[A block of data]
--- Begin ---

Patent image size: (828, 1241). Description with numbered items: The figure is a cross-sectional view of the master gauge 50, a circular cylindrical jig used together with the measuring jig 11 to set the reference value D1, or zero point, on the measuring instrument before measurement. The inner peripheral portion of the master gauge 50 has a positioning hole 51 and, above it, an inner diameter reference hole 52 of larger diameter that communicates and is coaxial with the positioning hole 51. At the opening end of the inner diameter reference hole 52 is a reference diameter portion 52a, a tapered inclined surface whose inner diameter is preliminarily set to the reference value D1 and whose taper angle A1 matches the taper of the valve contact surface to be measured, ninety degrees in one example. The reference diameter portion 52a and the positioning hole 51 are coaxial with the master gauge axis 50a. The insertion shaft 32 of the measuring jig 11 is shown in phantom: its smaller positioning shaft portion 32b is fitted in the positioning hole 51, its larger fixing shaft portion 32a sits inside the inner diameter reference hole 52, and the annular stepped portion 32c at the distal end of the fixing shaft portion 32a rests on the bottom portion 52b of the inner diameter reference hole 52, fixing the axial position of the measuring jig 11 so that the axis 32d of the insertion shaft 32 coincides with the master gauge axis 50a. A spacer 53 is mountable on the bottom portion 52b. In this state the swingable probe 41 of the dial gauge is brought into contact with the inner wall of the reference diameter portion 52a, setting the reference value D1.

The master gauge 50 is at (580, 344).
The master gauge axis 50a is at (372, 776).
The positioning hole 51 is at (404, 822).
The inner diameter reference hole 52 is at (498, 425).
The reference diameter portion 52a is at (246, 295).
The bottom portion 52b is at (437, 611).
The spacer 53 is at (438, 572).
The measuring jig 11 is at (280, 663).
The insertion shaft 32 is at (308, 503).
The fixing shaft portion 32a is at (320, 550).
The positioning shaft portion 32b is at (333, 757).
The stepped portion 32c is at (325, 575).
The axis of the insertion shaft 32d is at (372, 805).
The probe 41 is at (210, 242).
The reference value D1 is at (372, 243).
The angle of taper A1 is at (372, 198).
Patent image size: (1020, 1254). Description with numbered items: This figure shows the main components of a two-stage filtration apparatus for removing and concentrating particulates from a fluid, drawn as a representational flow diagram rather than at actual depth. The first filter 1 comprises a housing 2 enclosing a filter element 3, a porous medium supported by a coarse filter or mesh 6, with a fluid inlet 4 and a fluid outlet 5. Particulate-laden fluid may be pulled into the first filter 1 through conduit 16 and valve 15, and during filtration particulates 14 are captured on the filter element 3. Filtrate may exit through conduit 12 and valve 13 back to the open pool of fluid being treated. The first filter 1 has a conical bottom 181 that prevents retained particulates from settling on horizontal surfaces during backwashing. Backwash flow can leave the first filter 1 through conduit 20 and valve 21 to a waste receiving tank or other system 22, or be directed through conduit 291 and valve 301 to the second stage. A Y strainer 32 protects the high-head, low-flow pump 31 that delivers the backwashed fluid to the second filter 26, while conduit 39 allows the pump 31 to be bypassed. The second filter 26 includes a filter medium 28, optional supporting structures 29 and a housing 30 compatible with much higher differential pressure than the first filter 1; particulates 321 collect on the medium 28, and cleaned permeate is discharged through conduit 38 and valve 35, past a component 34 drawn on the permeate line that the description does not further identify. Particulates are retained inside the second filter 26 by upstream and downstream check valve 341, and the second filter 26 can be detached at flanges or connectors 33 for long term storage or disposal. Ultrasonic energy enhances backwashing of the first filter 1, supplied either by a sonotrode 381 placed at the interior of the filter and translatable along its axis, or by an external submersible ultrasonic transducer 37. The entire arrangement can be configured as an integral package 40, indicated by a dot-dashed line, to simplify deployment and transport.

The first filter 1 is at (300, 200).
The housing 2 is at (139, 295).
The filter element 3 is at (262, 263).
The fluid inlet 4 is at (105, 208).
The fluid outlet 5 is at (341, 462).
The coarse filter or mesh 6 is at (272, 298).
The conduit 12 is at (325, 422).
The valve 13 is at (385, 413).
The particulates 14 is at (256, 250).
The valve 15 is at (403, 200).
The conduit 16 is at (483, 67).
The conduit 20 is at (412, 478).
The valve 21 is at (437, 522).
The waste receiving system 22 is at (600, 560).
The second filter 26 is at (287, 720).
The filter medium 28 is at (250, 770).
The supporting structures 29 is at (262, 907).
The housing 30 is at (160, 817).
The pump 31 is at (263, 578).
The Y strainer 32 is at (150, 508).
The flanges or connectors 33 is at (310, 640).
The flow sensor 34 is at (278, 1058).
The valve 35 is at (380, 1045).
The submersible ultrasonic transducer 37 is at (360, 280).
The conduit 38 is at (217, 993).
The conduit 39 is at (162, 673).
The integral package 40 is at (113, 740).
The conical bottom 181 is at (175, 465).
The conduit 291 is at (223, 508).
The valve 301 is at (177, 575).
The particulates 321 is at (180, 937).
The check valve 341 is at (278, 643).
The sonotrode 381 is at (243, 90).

--- End ---

- [What you are asked to do]
Reproduce every line of the listing above verbatim.

- [Complete output]
Patent image size: (828, 1241). Description with numbered items: The figure is a cross-sectional view of the master gauge 50, a circular cylindrical jig used together with the measuring jig 11 to set the reference value D1, or zero point, on the measuring instrument before measurement. The inner peripheral portion of the master gauge 50 has a positioning hole 51 and, above it, an inner diameter reference hole 52 of larger diameter that communicates and is coaxial with the positioning hole 51. At the opening end of the inner diameter reference hole 52 is a reference diameter portion 52a, a tapered inclined surface whose inner diameter is preliminarily set to the reference value D1 and whose taper angle A1 matches the taper of the valve contact surface to be measured, ninety degrees in one example. The reference diameter portion 52a and the positioning hole 51 are coaxial with the master gauge axis 50a. The insertion shaft 32 of the measuring jig 11 is shown in phantom: its smaller positioning shaft portion 32b is fitted in the positioning hole 51, its larger fixing shaft portion 32a sits inside the inner diameter reference hole 52, and the annular stepped portion 32c at the distal end of the fixing shaft portion 32a rests on the bottom portion 52b of the inner diameter reference hole 52, fixing the axial position of the measuring jig 11 so that the axis 32d of the insertion shaft 32 coincides with the master gauge axis 50a. A spacer 53 is mountable on the bottom portion 52b. In this state the swingable probe 41 of the dial gauge is brought into contact with the inner wall of the reference diameter portion 52a, setting the reference value D1.

The master gauge 50 is at (580, 344).
The master gauge axis 50a is at (372, 776).
The positioning hole 51 is at (404, 822).
The inner diameter reference hole 52 is at (498, 425).
The reference diameter portion 52a is at (246, 295).
The bottom portion 52b is at (437, 611).
The spacer 53 is at (438, 572).
The measuring jig 11 is at (280, 663).
The insertion shaft 32 is at (308, 503).
The fixing shaft portion 32a is at (320, 550).
The positioning shaft portion 32b is at (333, 757).
The stepped portion 32c is at (325, 575).
The axis of the insertion shaft 32d is at (372, 805).
The probe 41 is at (210, 242).
The reference value D1 is at (372, 243).
The angle of taper A1 is at (372, 198).
Patent image size: (1020, 1254). Description with numbered items: This figure shows the main components of a two-stage filtration apparatus for removing and concentrating particulates from a fluid, drawn as a representational flow diagram rather than at actual depth. The first filter 1 comprises a housing 2 enclosing a filter element 3, a porous medium supported by a coarse filter or mesh 6, with a fluid inlet 4 and a fluid outlet 5. Particulate-laden fluid may be pulled into the first filter 1 through conduit 16 and valve 15, and during filtration particulates 14 are captured on the filter element 3. Filtrate may exit through conduit 12 and valve 13 back to the open pool of fluid being treated. The first filter 1 has a conical bottom 181 that prevents retained particulates from settling on horizontal surfaces during backwashing. Backwash flow can leave the first filter 1 through conduit 20 and valve 21 to a waste receiving tank or other system 22, or be directed through conduit 291 and valve 301 to the second stage. A Y strainer 32 protects the high-head, low-flow pump 31 that delivers the backwashed fluid to the second filter 26, while conduit 39 allows the pump 31 to be bypassed. The second filter 26 includes a filter medium 28, optional supporting structures 29 and a housing 30 compatible with much higher differential pressure than the first filter 1; particulates 321 collect on the medium 28, and cleaned permeate is discharged through conduit 38 and valve 35, past a component 34 drawn on the permeate line that the description does not further identify. Particulates are retained inside the second filter 26 by upstream and downstream check valve 341, and the second filter 26 can be detached at flanges or connectors 33 for long term storage or disposal. Ultrasonic energy enhances backwashing of the first filter 1, supplied either by a sonotrode 381 placed at the interior of the filter and translatable along its axis, or by an external submersible ultrasonic transducer 37. The entire arrangement can be configured as an integral package 40, indicated by a dot-dashed line, to simplify deployment and transport.

The first filter 1 is at (300, 200).
The housing 2 is at (139, 295).
The filter element 3 is at (262, 263).
The fluid inlet 4 is at (105, 208).
The fluid outlet 5 is at (341, 462).
The coarse filter or mesh 6 is at (272, 298).
The conduit 12 is at (325, 422).
The valve 13 is at (385, 413).
The particulates 14 is at (256, 250).
The valve 15 is at (403, 200).
The conduit 16 is at (483, 67).
The conduit 20 is at (412, 478).
The valve 21 is at (437, 522).
The waste receiving system 22 is at (600, 560).
The second filter 26 is at (287, 720).
The filter medium 28 is at (250, 770).
The supporting structures 29 is at (262, 907).
The housing 30 is at (160, 817).
The pump 31 is at (263, 578).
The Y strainer 32 is at (150, 508).
The flanges or connectors 33 is at (310, 640).
The flow sensor 34 is at (278, 1058).
The valve 35 is at (380, 1045).
The submersible ultrasonic transducer 37 is at (360, 280).
The conduit 38 is at (217, 993).
The conduit 39 is at (162, 673).
The integral package 40 is at (113, 740).
The conical bottom 181 is at (175, 465).
The conduit 291 is at (223, 508).
The valve 301 is at (177, 575).
The particulates 321 is at (180, 937).
The check valve 341 is at (278, 643).
The sonotrode 381 is at (243, 90).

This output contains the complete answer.